### [Recorded data]

§

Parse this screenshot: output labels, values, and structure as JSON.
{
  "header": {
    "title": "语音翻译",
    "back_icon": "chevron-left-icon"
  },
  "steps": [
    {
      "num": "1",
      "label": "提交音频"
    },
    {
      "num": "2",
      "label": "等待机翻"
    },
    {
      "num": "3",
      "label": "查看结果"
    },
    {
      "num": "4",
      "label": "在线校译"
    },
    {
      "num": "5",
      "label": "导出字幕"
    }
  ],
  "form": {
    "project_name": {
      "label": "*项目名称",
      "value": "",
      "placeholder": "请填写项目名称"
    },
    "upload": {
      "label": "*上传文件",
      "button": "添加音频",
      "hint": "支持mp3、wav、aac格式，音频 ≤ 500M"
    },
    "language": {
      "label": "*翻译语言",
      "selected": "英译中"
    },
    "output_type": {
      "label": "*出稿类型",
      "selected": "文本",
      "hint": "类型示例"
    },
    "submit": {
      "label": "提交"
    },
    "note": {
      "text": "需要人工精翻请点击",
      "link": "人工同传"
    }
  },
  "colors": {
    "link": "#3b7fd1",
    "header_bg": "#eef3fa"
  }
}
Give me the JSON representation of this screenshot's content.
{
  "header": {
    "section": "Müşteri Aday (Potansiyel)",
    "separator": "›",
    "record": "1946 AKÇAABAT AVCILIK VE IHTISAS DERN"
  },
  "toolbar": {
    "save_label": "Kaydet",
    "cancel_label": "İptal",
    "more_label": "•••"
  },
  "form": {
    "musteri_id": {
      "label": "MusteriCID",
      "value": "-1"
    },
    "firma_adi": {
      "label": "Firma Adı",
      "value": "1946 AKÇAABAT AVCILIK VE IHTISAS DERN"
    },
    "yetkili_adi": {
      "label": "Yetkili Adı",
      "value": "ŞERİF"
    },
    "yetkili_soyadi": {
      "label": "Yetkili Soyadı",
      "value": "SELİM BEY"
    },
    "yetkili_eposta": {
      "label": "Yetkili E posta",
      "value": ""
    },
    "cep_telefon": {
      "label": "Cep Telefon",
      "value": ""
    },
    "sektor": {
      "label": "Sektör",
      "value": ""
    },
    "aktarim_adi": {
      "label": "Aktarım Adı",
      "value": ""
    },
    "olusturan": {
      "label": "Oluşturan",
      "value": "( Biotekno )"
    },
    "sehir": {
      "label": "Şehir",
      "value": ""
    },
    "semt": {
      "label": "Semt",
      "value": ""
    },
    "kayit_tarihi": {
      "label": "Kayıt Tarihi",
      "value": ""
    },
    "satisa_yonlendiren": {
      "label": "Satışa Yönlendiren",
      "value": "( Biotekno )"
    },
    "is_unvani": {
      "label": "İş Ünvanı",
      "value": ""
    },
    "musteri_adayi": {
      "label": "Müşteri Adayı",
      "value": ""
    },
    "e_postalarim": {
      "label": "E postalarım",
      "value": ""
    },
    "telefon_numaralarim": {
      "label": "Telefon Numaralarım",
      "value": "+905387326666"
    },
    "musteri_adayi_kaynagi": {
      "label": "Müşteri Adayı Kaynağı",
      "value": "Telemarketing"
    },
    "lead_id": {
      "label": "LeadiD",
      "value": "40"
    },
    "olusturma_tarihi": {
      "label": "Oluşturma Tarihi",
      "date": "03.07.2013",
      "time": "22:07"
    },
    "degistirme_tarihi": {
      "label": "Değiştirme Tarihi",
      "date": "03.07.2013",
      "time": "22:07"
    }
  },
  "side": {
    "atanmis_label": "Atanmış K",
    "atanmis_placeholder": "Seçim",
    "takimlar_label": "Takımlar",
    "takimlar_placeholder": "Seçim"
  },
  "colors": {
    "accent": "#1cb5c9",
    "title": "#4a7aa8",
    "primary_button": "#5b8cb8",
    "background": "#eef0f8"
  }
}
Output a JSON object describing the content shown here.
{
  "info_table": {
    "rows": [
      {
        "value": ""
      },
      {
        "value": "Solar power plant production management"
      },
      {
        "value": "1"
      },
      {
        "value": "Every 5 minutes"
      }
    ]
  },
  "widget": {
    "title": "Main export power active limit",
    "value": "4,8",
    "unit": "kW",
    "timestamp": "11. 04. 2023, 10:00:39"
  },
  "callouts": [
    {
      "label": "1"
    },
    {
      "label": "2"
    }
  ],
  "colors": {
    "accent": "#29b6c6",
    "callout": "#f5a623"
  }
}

§

Every record should be given again exactly.

Parse this screenshot: output labels, values, and structure as JSON.
{
  "header": {
    "title": "语音翻译",
    "back_icon": "chevron-left-icon"
  },
  "steps": [
    {
      "num": "1",
      "label": "提交音频"
    },
    {
      "num": "2",
      "label": "等待机翻"
    },
    {
      "num": "3",
      "label": "查看结果"
    },
    {
      "num": "4",
      "label": "在线校译"
    },
    {
      "num": "5",
      "label": "导出字幕"
    }
  ],
  "form": {
    "project_name": {
      "label": "*项目名称",
      "value": "",
      "placeholder": "请填写项目名称"
    },
    "upload": {
      "label": "*上传文件",
      "button": "添加音频",
      "hint": "支持mp3、wav、aac格式，音频 ≤ 500M"
    },
    "language": {
      "label": "*翻译语言",
      "selected": "英译中"
    },
    "output_type": {
      "label": "*出稿类型",
      "selected": "文本",
      "hint": "类型示例"
    },
    "submit": {
      "label": "提交"
    },
    "note": {
      "text": "需要人工精翻请点击",
      "link": "人工同传"
    }
  },
  "colors": {
    "link": "#3b7fd1",
    "header_bg": "#eef3fa"
  }
}
Give me the JSON representation of this screenshot's content.
{
  "header": {
    "section": "Müşteri Aday (Potansiyel)",
    "separator": "›",
    "record": "1946 AKÇAABAT AVCILIK VE IHTISAS DERN"
  },
  "toolbar": {
    "save_label": "Kaydet",
    "cancel_label": "İptal",
    "more_label": "•••"
  },
  "form": {
    "musteri_id": {
      "label": "MusteriCID",
      "value": "-1"
    },
    "firma_adi": {
      "label": "Firma Adı",
      "value": "1946 AKÇAABAT AVCILIK VE IHTISAS DERN"
    },
    "yetkili_adi": {
      "label": "Yetkili Adı",
      "value": "ŞERİF"
    },
    "yetkili_soyadi": {
      "label": "Yetkili Soyadı",
      "value": "SELİM BEY"
    },
    "yetkili_eposta": {
      "label": "Yetkili E posta",
      "value": ""
    },
    "cep_telefon": {
      "label": "Cep Telefon",
      "value": ""
    },
    "sektor": {
      "label": "Sektör",
      "value": ""
    },
    "aktarim_adi": {
      "label": "Aktarım Adı",
      "value": ""
    },
    "olusturan": {
      "label": "Oluşturan",
      "value": "( Biotekno )"
    },
    "sehir": {
      "label": "Şehir",
      "value": ""
    },
    "semt": {
      "label": "Semt",
      "value": ""
    },
    "kayit_tarihi": {
      "label": "Kayıt Tarihi",
      "value": ""
    },
    "satisa_yonlendiren": {
      "label": "Satışa Yönlendiren",
      "value": "( Biotekno )"
    },
    "is_unvani": {
      "label": "İş Ünvanı",
      "value": ""
    },
    "musteri_adayi": {
      "label": "Müşteri Adayı",
      "value": ""
    },
    "e_postalarim": {
      "label": "E postalarım",
      "value": ""
    },
    "telefon_numaralarim": {
      "label": "Telefon Numaralarım",
      "value": "+905387326666"
    },
    "musteri_adayi_kaynagi": {
      "label": "Müşteri Adayı Kaynağı",
      "value": "Telemarketing"
    },
    "lead_id": {
      "label": "LeadiD",
      "value": "40"
    },
    "olusturma_tarihi": {
      "label": "Oluşturma Tarihi",
      "date": "03.07.2013",
      "time": "22:07"
    },
    "degistirme_tarihi": {
      "label": "Değiştirme Tarihi",
      "date": "03.07.2013",
      "time": "22:07"
    }
  },
  "side": {
    "atanmis_label": "Atanmış K",
    "atanmis_placeholder": "Seçim",
    "takimlar_label": "Takımlar",
    "takimlar_placeholder": "Seçim"
  },
  "colors": {
    "accent": "#1cb5c9",
    "title": "#4a7aa8",
    "primary_button": "#5b8cb8",
    "background": "#eef0f8"
  }
}
Output a JSON object describing the content shown here.
{
  "info_table": {
    "rows": [
      {
        "value": ""
      },
      {
        "value": "Solar power plant production management"
      },
      {
        "value": "1"
      },
      {
        "value": "Every 5 minutes"
      }
    ]
  },
  "widget": {
    "title": "Main export power active limit",
    "value": "4,8",
    "unit": "kW",
    "timestamp": "11. 04. 2023, 10:00:39"
  },
  "callouts": [
    {
      "label": "1"
    },
    {
      "label": "2"
    }
  ],
  "colors": {
    "accent": "#29b6c6",
    "callout": "#f5a623"
  }
}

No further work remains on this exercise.